-- begin Source data --

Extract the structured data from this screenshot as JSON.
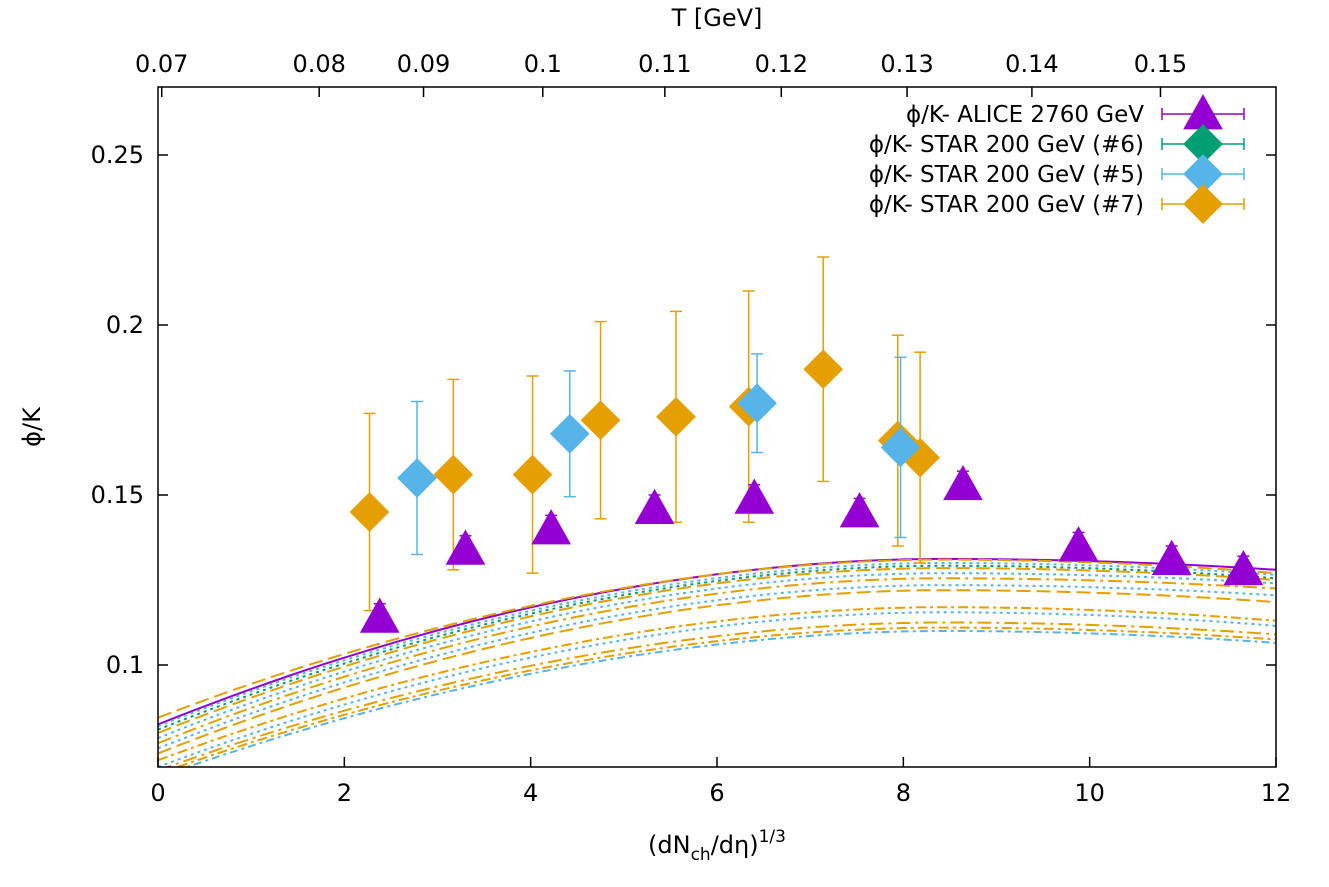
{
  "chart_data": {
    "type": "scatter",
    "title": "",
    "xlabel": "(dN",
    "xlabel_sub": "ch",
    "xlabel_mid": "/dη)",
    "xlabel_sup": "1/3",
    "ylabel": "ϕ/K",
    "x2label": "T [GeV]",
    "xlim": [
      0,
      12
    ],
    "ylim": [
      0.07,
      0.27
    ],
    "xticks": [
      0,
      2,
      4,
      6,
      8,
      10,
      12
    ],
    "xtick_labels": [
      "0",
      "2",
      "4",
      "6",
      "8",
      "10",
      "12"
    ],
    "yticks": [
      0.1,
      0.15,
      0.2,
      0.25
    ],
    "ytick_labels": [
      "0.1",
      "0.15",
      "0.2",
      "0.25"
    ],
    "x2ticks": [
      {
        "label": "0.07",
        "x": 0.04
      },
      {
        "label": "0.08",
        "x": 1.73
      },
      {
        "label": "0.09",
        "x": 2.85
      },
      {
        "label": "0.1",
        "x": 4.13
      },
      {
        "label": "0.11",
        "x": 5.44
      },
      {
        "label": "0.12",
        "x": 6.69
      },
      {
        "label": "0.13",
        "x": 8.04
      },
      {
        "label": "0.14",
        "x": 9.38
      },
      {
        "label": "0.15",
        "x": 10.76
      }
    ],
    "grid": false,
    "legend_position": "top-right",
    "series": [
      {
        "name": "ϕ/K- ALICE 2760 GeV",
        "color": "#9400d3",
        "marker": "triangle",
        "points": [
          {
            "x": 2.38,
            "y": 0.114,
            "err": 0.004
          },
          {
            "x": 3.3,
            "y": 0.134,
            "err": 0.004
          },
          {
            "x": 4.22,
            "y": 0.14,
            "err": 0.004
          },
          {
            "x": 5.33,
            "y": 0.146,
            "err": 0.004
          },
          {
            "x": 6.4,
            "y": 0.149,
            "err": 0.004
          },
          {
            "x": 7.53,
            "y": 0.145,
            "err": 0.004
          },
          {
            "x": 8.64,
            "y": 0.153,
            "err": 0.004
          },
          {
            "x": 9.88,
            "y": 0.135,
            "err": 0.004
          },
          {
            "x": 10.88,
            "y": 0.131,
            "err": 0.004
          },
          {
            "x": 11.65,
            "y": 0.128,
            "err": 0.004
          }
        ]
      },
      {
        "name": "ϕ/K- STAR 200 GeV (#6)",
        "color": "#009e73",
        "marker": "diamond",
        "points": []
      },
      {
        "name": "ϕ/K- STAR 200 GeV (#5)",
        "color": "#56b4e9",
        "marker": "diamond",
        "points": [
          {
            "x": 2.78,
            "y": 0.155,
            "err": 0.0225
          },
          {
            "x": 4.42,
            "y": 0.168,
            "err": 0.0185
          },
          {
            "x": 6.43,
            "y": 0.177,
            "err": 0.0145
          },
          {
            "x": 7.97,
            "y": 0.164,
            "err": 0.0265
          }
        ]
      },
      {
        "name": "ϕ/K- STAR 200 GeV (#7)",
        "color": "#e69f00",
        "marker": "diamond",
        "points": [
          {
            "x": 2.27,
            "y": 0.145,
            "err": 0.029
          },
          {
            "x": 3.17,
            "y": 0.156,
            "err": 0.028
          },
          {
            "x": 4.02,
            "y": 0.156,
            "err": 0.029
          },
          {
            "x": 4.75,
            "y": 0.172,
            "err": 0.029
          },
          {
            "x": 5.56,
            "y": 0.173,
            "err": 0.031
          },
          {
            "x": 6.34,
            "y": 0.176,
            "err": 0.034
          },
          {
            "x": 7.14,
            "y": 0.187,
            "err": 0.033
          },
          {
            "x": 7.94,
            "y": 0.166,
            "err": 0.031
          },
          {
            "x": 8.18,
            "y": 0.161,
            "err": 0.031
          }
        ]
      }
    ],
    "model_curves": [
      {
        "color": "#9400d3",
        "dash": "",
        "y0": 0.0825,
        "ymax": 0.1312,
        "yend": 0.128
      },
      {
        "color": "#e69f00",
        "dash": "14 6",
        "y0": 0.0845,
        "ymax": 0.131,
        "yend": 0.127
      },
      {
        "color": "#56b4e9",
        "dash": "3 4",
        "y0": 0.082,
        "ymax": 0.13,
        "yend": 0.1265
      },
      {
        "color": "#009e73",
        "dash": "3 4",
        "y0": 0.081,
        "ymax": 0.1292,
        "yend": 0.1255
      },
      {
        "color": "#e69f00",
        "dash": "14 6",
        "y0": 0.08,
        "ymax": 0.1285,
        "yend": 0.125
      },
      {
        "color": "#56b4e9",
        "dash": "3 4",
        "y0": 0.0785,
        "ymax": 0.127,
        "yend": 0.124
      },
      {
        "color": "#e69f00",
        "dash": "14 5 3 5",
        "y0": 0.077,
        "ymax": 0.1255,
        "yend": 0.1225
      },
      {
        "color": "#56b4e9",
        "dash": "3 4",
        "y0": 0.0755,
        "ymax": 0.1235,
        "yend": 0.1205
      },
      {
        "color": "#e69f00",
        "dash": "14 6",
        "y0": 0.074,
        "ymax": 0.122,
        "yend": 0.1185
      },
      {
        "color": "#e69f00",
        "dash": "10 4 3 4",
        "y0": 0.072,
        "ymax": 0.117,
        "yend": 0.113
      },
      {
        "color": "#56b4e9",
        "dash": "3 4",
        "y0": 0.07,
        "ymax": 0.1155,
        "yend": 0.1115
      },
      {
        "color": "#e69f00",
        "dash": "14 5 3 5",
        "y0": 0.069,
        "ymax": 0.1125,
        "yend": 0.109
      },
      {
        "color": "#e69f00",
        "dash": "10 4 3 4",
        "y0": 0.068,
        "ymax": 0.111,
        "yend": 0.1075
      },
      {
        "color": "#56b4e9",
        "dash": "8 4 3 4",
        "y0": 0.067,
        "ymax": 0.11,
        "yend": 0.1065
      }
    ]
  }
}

-- end Source data --

— Task details —
Look for the word "name" in every line of the listing and copy the lines that have it.

— Complete answer —
        "name": "ϕ/K- ALICE 2760 GeV",
        "name": "ϕ/K- STAR 200 GeV (#6)",
        "name": "ϕ/K- STAR 200 GeV (#5)",
        "name": "ϕ/K- STAR 200 GeV (#7)",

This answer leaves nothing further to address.